Extracted material →
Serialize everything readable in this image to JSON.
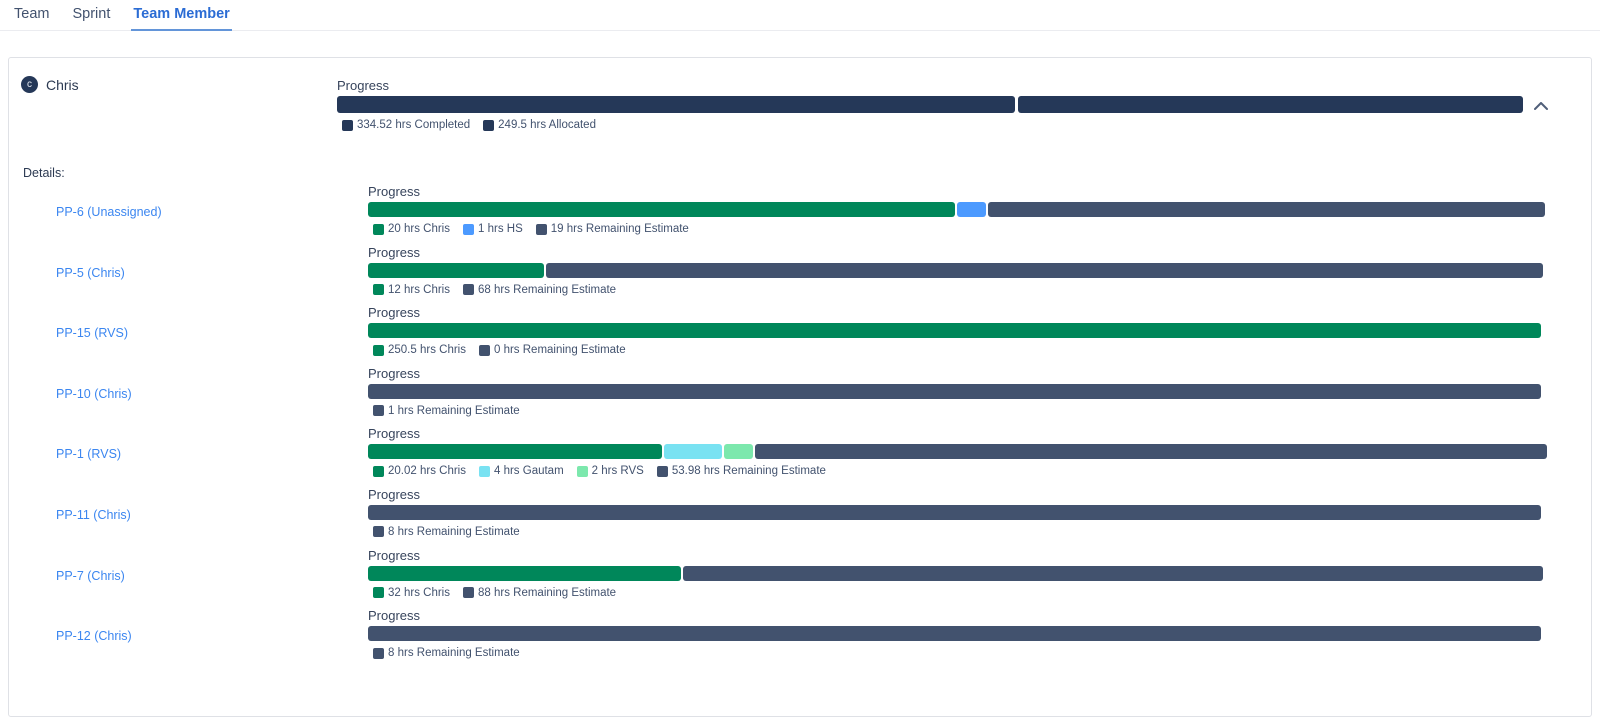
{
  "tabs": [
    {
      "label": "Team",
      "active": false
    },
    {
      "label": "Sprint",
      "active": false
    },
    {
      "label": "Team Member",
      "active": true
    }
  ],
  "labels": {
    "progress": "Progress",
    "details": "Details:"
  },
  "member": {
    "avatar_letter": "c",
    "name": "Chris",
    "segments": [
      {
        "label": "334.52 hrs Completed",
        "value": 334.52,
        "color": "#253858"
      },
      {
        "label": "249.5 hrs Allocated",
        "value": 249.5,
        "color": "#253858"
      }
    ]
  },
  "rows": [
    {
      "issue": "PP-6 (Unassigned)",
      "segments": [
        {
          "label": "20 hrs Chris",
          "value": 20,
          "color": "#00875a"
        },
        {
          "label": "1 hrs HS",
          "value": 1,
          "color": "#4c9aff"
        },
        {
          "label": "19 hrs Remaining Estimate",
          "value": 19,
          "color": "#42526e"
        }
      ]
    },
    {
      "issue": "PP-5 (Chris)",
      "segments": [
        {
          "label": "12 hrs Chris",
          "value": 12,
          "color": "#00875a"
        },
        {
          "label": "68 hrs Remaining Estimate",
          "value": 68,
          "color": "#42526e"
        }
      ]
    },
    {
      "issue": "PP-15 (RVS)",
      "segments": [
        {
          "label": "250.5 hrs Chris",
          "value": 250.5,
          "color": "#00875a"
        },
        {
          "label": "0 hrs Remaining Estimate",
          "value": 0,
          "color": "#42526e"
        }
      ]
    },
    {
      "issue": "PP-10 (Chris)",
      "segments": [
        {
          "label": "1 hrs Remaining Estimate",
          "value": 1,
          "color": "#42526e"
        }
      ]
    },
    {
      "issue": "PP-1 (RVS)",
      "segments": [
        {
          "label": "20.02 hrs Chris",
          "value": 20.02,
          "color": "#00875a"
        },
        {
          "label": "4 hrs Gautam",
          "value": 4,
          "color": "#79e2f2"
        },
        {
          "label": "2 hrs RVS",
          "value": 2,
          "color": "#7ce8ad"
        },
        {
          "label": "53.98 hrs Remaining Estimate",
          "value": 53.98,
          "color": "#42526e"
        }
      ]
    },
    {
      "issue": "PP-11 (Chris)",
      "segments": [
        {
          "label": "8 hrs Remaining Estimate",
          "value": 8,
          "color": "#42526e"
        }
      ]
    },
    {
      "issue": "PP-7 (Chris)",
      "segments": [
        {
          "label": "32 hrs Chris",
          "value": 32,
          "color": "#00875a"
        },
        {
          "label": "88 hrs Remaining Estimate",
          "value": 88,
          "color": "#42526e"
        }
      ]
    },
    {
      "issue": "PP-12 (Chris)",
      "segments": [
        {
          "label": "8 hrs Remaining Estimate",
          "value": 8,
          "color": "#42526e"
        }
      ]
    }
  ],
  "colors": {
    "completed_green": "#00875a",
    "member_navy": "#253858",
    "remaining_slate": "#42526e",
    "link_blue": "#3b86f0",
    "tab_active_blue": "#2b6cd4",
    "card_border": "#dfe1e6"
  }
}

What is expected → The records above need to be restated word for word, with the pictures left out.

Exercise result →
Serialize everything readable in this image to JSON.
{
  "tabs": [
    {
      "label": "Team",
      "active": false
    },
    {
      "label": "Sprint",
      "active": false
    },
    {
      "label": "Team Member",
      "active": true
    }
  ],
  "labels": {
    "progress": "Progress",
    "details": "Details:"
  },
  "member": {
    "avatar_letter": "c",
    "name": "Chris",
    "segments": [
      {
        "label": "334.52 hrs Completed",
        "value": 334.52,
        "color": "#253858"
      },
      {
        "label": "249.5 hrs Allocated",
        "value": 249.5,
        "color": "#253858"
      }
    ]
  },
  "rows": [
    {
      "issue": "PP-6 (Unassigned)",
      "segments": [
        {
          "label": "20 hrs Chris",
          "value": 20,
          "color": "#00875a"
        },
        {
          "label": "1 hrs HS",
          "value": 1,
          "color": "#4c9aff"
        },
        {
          "label": "19 hrs Remaining Estimate",
          "value": 19,
          "color": "#42526e"
        }
      ]
    },
    {
      "issue": "PP-5 (Chris)",
      "segments": [
        {
          "label": "12 hrs Chris",
          "value": 12,
          "color": "#00875a"
        },
        {
          "label": "68 hrs Remaining Estimate",
          "value": 68,
          "color": "#42526e"
        }
      ]
    },
    {
      "issue": "PP-15 (RVS)",
      "segments": [
        {
          "label": "250.5 hrs Chris",
          "value": 250.5,
          "color": "#00875a"
        },
        {
          "label": "0 hrs Remaining Estimate",
          "value": 0,
          "color": "#42526e"
        }
      ]
    },
    {
      "issue": "PP-10 (Chris)",
      "segments": [
        {
          "label": "1 hrs Remaining Estimate",
          "value": 1,
          "color": "#42526e"
        }
      ]
    },
    {
      "issue": "PP-1 (RVS)",
      "segments": [
        {
          "label": "20.02 hrs Chris",
          "value": 20.02,
          "color": "#00875a"
        },
        {
          "label": "4 hrs Gautam",
          "value": 4,
          "color": "#79e2f2"
        },
        {
          "label": "2 hrs RVS",
          "value": 2,
          "color": "#7ce8ad"
        },
        {
          "label": "53.98 hrs Remaining Estimate",
          "value": 53.98,
          "color": "#42526e"
        }
      ]
    },
    {
      "issue": "PP-11 (Chris)",
      "segments": [
        {
          "label": "8 hrs Remaining Estimate",
          "value": 8,
          "color": "#42526e"
        }
      ]
    },
    {
      "issue": "PP-7 (Chris)",
      "segments": [
        {
          "label": "32 hrs Chris",
          "value": 32,
          "color": "#00875a"
        },
        {
          "label": "88 hrs Remaining Estimate",
          "value": 88,
          "color": "#42526e"
        }
      ]
    },
    {
      "issue": "PP-12 (Chris)",
      "segments": [
        {
          "label": "8 hrs Remaining Estimate",
          "value": 8,
          "color": "#42526e"
        }
      ]
    }
  ],
  "colors": {
    "completed_green": "#00875a",
    "member_navy": "#253858",
    "remaining_slate": "#42526e",
    "link_blue": "#3b86f0",
    "tab_active_blue": "#2b6cd4",
    "card_border": "#dfe1e6"
  }
}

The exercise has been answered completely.